Write out the entries, please, from the line containing "Give me a plain-text" through their final line, exactly and with nothing else.

◆ ◆ ◆ ◆ ◆ ◆ ◆

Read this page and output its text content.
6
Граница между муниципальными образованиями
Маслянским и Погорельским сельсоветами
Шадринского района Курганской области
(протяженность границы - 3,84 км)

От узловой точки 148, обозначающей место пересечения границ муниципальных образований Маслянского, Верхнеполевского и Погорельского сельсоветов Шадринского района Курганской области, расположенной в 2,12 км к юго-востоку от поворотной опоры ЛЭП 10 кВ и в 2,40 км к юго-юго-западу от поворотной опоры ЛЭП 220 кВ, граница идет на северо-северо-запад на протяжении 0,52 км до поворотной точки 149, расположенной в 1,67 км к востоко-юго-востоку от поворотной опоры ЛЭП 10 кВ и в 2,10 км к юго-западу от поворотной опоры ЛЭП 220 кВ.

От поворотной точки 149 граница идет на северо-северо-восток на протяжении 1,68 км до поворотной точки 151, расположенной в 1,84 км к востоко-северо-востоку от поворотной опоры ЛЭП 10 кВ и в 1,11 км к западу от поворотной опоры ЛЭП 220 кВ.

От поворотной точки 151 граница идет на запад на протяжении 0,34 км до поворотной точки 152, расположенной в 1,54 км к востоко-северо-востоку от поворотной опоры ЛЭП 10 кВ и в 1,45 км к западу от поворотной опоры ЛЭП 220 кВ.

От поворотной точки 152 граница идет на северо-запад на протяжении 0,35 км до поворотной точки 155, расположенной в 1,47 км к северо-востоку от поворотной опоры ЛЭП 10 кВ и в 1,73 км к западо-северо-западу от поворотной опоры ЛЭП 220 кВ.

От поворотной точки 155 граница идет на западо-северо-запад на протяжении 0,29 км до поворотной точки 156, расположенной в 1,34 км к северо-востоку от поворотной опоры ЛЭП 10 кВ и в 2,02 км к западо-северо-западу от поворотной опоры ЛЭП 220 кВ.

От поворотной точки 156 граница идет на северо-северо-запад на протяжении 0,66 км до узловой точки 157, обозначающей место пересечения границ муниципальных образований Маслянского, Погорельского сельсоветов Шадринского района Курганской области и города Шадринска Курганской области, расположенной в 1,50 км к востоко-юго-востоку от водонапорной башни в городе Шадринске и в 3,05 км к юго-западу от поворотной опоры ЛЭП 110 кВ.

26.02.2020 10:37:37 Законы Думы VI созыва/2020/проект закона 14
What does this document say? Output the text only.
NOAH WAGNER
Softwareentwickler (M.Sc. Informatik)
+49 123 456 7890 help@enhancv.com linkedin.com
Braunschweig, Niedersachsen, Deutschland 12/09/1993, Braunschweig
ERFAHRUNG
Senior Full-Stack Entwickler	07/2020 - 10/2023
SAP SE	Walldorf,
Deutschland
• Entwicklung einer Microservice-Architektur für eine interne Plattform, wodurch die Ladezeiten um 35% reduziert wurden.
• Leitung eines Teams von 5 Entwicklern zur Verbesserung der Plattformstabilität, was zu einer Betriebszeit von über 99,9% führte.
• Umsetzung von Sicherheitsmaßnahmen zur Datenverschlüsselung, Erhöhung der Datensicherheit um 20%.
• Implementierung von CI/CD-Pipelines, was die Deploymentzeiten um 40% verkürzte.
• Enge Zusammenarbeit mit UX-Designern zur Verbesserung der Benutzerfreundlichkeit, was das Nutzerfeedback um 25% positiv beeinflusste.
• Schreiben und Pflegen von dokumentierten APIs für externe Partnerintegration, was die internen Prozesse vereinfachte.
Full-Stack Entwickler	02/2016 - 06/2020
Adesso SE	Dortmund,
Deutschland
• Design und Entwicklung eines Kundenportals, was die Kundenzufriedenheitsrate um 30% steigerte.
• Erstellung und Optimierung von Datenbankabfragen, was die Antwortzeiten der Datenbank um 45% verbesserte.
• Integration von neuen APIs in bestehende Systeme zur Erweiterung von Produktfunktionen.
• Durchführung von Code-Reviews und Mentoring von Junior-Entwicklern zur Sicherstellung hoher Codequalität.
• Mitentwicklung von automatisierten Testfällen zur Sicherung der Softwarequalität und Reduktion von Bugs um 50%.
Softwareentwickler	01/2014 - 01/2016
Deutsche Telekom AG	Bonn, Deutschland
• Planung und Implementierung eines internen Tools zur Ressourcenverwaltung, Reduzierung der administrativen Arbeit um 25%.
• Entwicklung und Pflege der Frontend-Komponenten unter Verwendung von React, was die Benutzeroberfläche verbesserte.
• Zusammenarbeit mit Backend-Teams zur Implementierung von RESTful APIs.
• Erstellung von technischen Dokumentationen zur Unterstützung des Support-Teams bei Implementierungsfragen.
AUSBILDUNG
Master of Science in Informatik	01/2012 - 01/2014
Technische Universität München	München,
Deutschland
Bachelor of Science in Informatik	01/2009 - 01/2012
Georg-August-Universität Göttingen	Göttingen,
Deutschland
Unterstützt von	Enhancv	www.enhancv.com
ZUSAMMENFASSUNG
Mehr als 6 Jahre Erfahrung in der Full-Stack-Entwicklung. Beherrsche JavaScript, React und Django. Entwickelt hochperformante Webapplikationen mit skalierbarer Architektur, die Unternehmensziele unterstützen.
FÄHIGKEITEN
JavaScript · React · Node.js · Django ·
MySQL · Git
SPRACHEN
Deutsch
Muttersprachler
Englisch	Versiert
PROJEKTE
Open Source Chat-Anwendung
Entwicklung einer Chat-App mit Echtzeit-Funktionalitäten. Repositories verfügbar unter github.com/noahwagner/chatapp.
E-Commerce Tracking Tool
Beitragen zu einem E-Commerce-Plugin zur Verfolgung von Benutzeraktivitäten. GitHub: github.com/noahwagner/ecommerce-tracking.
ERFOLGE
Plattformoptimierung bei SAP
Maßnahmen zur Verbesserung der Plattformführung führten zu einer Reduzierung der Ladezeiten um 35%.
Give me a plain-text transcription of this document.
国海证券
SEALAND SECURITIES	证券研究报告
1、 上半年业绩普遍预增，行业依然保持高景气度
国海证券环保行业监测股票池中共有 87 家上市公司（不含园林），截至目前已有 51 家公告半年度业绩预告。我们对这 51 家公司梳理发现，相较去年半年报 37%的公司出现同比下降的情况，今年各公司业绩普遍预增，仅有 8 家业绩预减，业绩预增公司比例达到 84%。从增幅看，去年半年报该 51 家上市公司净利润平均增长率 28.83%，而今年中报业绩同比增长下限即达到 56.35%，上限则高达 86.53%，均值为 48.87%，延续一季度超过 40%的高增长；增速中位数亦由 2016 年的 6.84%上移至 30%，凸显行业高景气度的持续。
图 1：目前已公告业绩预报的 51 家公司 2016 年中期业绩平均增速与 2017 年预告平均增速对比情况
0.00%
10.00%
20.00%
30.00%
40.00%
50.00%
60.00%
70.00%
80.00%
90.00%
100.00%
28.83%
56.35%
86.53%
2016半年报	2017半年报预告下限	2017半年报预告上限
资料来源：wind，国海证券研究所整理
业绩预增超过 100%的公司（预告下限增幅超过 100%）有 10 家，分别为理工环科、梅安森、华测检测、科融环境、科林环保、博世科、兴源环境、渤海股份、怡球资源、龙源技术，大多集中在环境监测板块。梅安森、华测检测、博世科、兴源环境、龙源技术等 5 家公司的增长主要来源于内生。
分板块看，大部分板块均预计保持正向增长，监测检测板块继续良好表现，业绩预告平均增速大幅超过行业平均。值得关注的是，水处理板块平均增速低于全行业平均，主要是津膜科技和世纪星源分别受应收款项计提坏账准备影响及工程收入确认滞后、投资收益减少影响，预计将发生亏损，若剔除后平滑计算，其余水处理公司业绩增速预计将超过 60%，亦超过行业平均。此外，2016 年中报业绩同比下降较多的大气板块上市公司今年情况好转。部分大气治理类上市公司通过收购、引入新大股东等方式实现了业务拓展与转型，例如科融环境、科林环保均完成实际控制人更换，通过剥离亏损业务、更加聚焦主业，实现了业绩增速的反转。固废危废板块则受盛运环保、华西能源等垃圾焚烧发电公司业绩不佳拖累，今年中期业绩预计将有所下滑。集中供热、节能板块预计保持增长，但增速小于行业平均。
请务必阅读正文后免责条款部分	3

◆ ◆ ◆ ◆ ◆ ◆ ◆

_Written answer_
Give me a plain-text transcription of this document.
国海证券
SEALAND SECURITIES	证券研究报告
1、 上半年业绩普遍预增，行业依然保持高景气度
国海证券环保行业监测股票池中共有 87 家上市公司（不含园林），截至目前已有 51 家公告半年度业绩预告。我们对这 51 家公司梳理发现，相较去年半年报 37%的公司出现同比下降的情况，今年各公司业绩普遍预增，仅有 8 家业绩预减，业绩预增公司比例达到 84%。从增幅看，去年半年报该 51 家上市公司净利润平均增长率 28.83%，而今年中报业绩同比增长下限即达到 56.35%，上限则高达 86.53%，均值为 48.87%，延续一季度超过 40%的高增长；增速中位数亦由 2016 年的 6.84%上移至 30%，凸显行业高景气度的持续。
图 1：目前已公告业绩预报的 51 家公司 2016 年中期业绩平均增速与 2017 年预告平均增速对比情况
0.00%
10.00%
20.00%
30.00%
40.00%
50.00%
60.00%
70.00%
80.00%
90.00%
100.00%
28.83%
56.35%
86.53%
2016半年报	2017半年报预告下限	2017半年报预告上限
资料来源：wind，国海证券研究所整理
业绩预增超过 100%的公司（预告下限增幅超过 100%）有 10 家，分别为理工环科、梅安森、华测检测、科融环境、科林环保、博世科、兴源环境、渤海股份、怡球资源、龙源技术，大多集中在环境监测板块。梅安森、华测检测、博世科、兴源环境、龙源技术等 5 家公司的增长主要来源于内生。
分板块看，大部分板块均预计保持正向增长，监测检测板块继续良好表现，业绩预告平均增速大幅超过行业平均。值得关注的是，水处理板块平均增速低于全行业平均，主要是津膜科技和世纪星源分别受应收款项计提坏账准备影响及工程收入确认滞后、投资收益减少影响，预计将发生亏损，若剔除后平滑计算，其余水处理公司业绩增速预计将超过 60%，亦超过行业平均。此外，2016 年中报业绩同比下降较多的大气板块上市公司今年情况好转。部分大气治理类上市公司通过收购、引入新大股东等方式实现了业务拓展与转型，例如科融环境、科林环保均完成实际控制人更换，通过剥离亏损业务、更加聚焦主业，实现了业绩增速的反转。固废危废板块则受盛运环保、华西能源等垃圾焚烧发电公司业绩不佳拖累，今年中期业绩预计将有所下滑。集中供热、节能板块预计保持增长，但增速小于行业平均。
请务必阅读正文后免责条款部分	3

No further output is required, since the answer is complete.